Directions: Where a line below holds the string "DEACTIVATIONS", copy that line.

====

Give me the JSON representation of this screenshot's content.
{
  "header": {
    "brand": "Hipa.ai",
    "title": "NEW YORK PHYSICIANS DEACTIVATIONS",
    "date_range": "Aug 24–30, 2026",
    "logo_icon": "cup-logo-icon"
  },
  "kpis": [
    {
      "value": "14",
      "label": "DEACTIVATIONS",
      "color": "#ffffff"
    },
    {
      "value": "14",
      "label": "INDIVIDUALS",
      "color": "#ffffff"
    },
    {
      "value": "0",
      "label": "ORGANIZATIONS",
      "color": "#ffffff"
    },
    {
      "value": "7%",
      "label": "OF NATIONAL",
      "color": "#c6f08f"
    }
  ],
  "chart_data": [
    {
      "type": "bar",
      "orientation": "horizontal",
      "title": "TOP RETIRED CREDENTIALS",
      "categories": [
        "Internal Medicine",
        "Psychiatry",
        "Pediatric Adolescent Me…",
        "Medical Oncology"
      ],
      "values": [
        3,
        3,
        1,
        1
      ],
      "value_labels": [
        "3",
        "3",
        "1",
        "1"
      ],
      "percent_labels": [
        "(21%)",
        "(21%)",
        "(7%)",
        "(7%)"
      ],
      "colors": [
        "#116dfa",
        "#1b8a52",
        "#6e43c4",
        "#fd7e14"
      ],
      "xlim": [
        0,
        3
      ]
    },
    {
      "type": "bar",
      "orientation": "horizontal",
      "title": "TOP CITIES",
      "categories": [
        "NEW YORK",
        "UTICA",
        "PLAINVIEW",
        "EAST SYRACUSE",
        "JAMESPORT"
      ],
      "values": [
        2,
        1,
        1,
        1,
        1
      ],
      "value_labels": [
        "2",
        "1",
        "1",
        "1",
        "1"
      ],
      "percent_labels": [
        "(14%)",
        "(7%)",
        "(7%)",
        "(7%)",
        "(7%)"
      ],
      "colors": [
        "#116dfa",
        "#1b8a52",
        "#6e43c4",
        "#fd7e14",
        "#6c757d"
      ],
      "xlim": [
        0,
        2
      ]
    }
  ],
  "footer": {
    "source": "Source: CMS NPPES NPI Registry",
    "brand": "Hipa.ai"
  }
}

====

Answer to the problem:
    "title": "NEW YORK PHYSICIANS DEACTIVATIONS",
      "label": "DEACTIVATIONS",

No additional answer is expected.